Search the listing for the string "label" and copy every line that contains it.

**** MATERIAL TO PROCESS

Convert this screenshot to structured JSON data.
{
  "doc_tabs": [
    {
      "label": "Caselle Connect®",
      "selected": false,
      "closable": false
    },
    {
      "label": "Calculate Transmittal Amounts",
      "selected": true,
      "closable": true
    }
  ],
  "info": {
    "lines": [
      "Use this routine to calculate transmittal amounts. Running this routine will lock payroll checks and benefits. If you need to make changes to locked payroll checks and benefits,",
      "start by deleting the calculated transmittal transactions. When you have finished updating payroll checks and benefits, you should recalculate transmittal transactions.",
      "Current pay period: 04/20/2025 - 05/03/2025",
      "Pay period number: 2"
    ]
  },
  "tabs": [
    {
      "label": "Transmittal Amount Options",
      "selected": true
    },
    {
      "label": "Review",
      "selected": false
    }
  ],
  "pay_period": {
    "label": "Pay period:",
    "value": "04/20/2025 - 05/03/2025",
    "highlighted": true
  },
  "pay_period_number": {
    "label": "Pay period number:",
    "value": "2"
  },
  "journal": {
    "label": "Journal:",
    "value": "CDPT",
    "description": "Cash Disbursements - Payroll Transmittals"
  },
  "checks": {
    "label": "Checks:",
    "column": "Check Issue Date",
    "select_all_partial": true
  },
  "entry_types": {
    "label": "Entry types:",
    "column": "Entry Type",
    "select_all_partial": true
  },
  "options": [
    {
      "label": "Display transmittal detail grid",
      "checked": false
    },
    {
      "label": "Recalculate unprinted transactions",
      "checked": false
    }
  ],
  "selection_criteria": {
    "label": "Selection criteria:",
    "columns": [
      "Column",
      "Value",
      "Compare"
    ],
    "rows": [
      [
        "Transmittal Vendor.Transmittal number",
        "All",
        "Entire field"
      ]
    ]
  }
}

********

# REPLY TO THE TASK
      "label": "Caselle Connect®",
      "label": "Calculate Transmittal Amounts",
      "label": "Transmittal Amount Options",
      "label": "Review",
    "label": "Pay period:",
    "label": "Pay period number:",
    "label": "Journal:",
    "label": "Checks:",
    "label": "Entry types:",
      "label": "Display transmittal detail grid",
      "label": "Recalculate unprinted transactions",
    "label": "Selection criteria:",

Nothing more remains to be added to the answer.